▸ TASK STATEMENT: Write out each entry, exactly the way it appears.

------------------------------------------------------------

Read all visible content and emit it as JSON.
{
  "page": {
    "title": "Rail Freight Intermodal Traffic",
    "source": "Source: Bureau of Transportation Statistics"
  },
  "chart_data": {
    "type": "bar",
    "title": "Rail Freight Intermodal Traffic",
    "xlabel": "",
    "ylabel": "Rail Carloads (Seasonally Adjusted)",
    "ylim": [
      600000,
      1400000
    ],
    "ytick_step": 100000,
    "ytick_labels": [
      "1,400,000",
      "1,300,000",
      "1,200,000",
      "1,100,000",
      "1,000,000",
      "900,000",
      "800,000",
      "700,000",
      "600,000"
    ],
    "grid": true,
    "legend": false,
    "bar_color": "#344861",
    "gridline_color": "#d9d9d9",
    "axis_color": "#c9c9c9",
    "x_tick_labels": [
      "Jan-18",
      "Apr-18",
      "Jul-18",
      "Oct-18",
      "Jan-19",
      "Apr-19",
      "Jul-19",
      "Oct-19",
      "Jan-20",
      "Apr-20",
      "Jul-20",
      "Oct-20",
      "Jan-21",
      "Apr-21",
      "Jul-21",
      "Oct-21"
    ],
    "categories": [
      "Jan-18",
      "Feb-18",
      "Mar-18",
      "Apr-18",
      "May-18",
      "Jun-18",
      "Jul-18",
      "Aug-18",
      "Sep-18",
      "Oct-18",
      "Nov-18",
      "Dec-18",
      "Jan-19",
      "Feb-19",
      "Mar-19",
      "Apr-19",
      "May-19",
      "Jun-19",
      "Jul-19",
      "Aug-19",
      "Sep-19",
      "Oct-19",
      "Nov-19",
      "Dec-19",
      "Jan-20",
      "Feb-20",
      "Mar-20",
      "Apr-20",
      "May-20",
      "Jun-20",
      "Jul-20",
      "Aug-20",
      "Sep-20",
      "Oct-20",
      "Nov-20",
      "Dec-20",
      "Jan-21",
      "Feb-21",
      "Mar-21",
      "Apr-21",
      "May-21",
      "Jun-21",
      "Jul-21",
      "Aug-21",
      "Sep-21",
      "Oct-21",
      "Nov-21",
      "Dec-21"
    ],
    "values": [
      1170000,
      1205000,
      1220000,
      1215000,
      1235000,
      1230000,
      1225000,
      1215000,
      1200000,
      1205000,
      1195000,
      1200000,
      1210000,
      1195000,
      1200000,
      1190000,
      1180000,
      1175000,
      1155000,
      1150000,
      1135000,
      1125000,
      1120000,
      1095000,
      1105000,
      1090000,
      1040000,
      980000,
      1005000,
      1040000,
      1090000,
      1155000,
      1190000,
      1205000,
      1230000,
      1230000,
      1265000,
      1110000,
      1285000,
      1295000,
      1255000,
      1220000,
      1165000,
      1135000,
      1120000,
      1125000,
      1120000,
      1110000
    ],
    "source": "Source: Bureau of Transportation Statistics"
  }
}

------------------------------------------------------------

▸ THE OUTPUT:
Read all visible content and emit it as JSON.
{
  "page": {
    "title": "Rail Freight Intermodal Traffic",
    "source": "Source: Bureau of Transportation Statistics"
  },
  "chart_data": {
    "type": "bar",
    "title": "Rail Freight Intermodal Traffic",
    "xlabel": "",
    "ylabel": "Rail Carloads (Seasonally Adjusted)",
    "ylim": [
      600000,
      1400000
    ],
    "ytick_step": 100000,
    "ytick_labels": [
      "1,400,000",
      "1,300,000",
      "1,200,000",
      "1,100,000",
      "1,000,000",
      "900,000",
      "800,000",
      "700,000",
      "600,000"
    ],
    "grid": true,
    "legend": false,
    "bar_color": "#344861",
    "gridline_color": "#d9d9d9",
    "axis_color": "#c9c9c9",
    "x_tick_labels": [
      "Jan-18",
      "Apr-18",
      "Jul-18",
      "Oct-18",
      "Jan-19",
      "Apr-19",
      "Jul-19",
      "Oct-19",
      "Jan-20",
      "Apr-20",
      "Jul-20",
      "Oct-20",
      "Jan-21",
      "Apr-21",
      "Jul-21",
      "Oct-21"
    ],
    "categories": [
      "Jan-18",
      "Feb-18",
      "Mar-18",
      "Apr-18",
      "May-18",
      "Jun-18",
      "Jul-18",
      "Aug-18",
      "Sep-18",
      "Oct-18",
      "Nov-18",
      "Dec-18",
      "Jan-19",
      "Feb-19",
      "Mar-19",
      "Apr-19",
      "May-19",
      "Jun-19",
      "Jul-19",
      "Aug-19",
      "Sep-19",
      "Oct-19",
      "Nov-19",
      "Dec-19",
      "Jan-20",
      "Feb-20",
      "Mar-20",
      "Apr-20",
      "May-20",
      "Jun-20",
      "Jul-20",
      "Aug-20",
      "Sep-20",
      "Oct-20",
      "Nov-20",
      "Dec-20",
      "Jan-21",
      "Feb-21",
      "Mar-21",
      "Apr-21",
      "May-21",
      "Jun-21",
      "Jul-21",
      "Aug-21",
      "Sep-21",
      "Oct-21",
      "Nov-21",
      "Dec-21"
    ],
    "values": [
      1170000,
      1205000,
      1220000,
      1215000,
      1235000,
      1230000,
      1225000,
      1215000,
      1200000,
      1205000,
      1195000,
      1200000,
      1210000,
      1195000,
      1200000,
      1190000,
      1180000,
      1175000,
      1155000,
      1150000,
      1135000,
      1125000,
      1120000,
      1095000,
      1105000,
      1090000,
      1040000,
      980000,
      1005000,
      1040000,
      1090000,
      1155000,
      1190000,
      1205000,
      1230000,
      1230000,
      1265000,
      1110000,
      1285000,
      1295000,
      1255000,
      1220000,
      1165000,
      1135000,
      1120000,
      1125000,
      1120000,
      1110000
    ],
    "source": "Source: Bureau of Transportation Statistics"
  }
}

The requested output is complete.